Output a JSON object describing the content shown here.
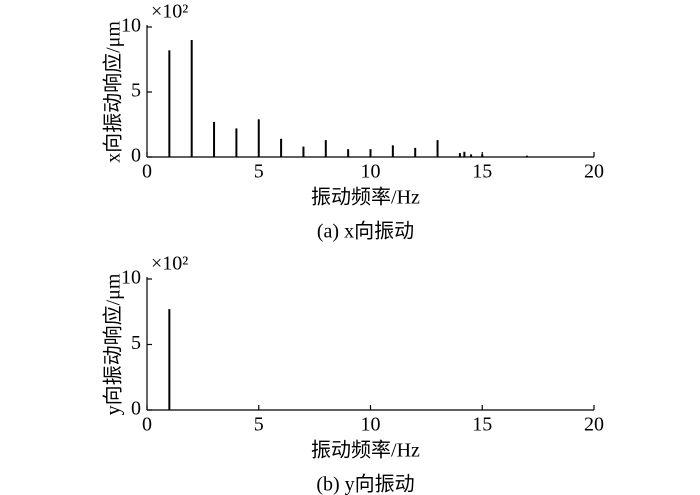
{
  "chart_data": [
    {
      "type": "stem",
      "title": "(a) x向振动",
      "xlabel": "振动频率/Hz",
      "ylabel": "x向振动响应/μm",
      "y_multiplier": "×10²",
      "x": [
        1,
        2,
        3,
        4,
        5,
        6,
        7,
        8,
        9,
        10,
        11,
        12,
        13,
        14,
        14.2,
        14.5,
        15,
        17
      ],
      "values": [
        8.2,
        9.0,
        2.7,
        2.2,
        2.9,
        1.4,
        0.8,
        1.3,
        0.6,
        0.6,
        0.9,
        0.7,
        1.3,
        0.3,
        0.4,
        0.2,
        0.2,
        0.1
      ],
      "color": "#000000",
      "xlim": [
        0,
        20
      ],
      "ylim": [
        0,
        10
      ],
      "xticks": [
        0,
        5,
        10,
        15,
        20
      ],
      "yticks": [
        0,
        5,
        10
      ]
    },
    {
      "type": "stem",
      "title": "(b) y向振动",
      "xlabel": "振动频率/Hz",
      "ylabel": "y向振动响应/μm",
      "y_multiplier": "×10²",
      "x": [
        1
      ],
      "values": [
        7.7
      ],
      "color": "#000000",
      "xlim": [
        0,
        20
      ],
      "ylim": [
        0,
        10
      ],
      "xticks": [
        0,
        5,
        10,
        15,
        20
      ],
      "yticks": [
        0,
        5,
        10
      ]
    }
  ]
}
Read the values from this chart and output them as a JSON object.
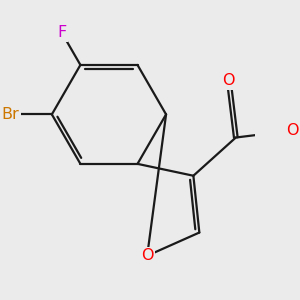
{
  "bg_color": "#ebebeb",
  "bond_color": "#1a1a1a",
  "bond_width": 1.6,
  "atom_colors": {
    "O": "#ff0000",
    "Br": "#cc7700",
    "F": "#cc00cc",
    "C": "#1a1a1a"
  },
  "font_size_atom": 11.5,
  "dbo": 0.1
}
*-*-*
# Request
Copy the records exactly. Skip the pictures.

# Problem solution
Output a JSON object describing the content shown here.
{
  "chart_data": [
    {
      "type": "stem",
      "title": "(a) x向振动",
      "xlabel": "振动频率/Hz",
      "ylabel": "x向振动响应/μm",
      "y_multiplier": "×10²",
      "x": [
        1,
        2,
        3,
        4,
        5,
        6,
        7,
        8,
        9,
        10,
        11,
        12,
        13,
        14,
        14.2,
        14.5,
        15,
        17
      ],
      "values": [
        8.2,
        9.0,
        2.7,
        2.2,
        2.9,
        1.4,
        0.8,
        1.3,
        0.6,
        0.6,
        0.9,
        0.7,
        1.3,
        0.3,
        0.4,
        0.2,
        0.2,
        0.1
      ],
      "color": "#000000",
      "xlim": [
        0,
        20
      ],
      "ylim": [
        0,
        10
      ],
      "xticks": [
        0,
        5,
        10,
        15,
        20
      ],
      "yticks": [
        0,
        5,
        10
      ]
    },
    {
      "type": "stem",
      "title": "(b) y向振动",
      "xlabel": "振动频率/Hz",
      "ylabel": "y向振动响应/μm",
      "y_multiplier": "×10²",
      "x": [
        1
      ],
      "values": [
        7.7
      ],
      "color": "#000000",
      "xlim": [
        0,
        20
      ],
      "ylim": [
        0,
        10
      ],
      "xticks": [
        0,
        5,
        10,
        15,
        20
      ],
      "yticks": [
        0,
        5,
        10
      ]
    }
  ]
}
Read the values from this chart and output them as a JSON object.
{
  "bg_color": "#ebebeb",
  "bond_color": "#1a1a1a",
  "bond_width": 1.6,
  "atom_colors": {
    "O": "#ff0000",
    "Br": "#cc7700",
    "F": "#cc00cc",
    "C": "#1a1a1a"
  },
  "font_size_atom": 11.5,
  "dbo": 0.1
}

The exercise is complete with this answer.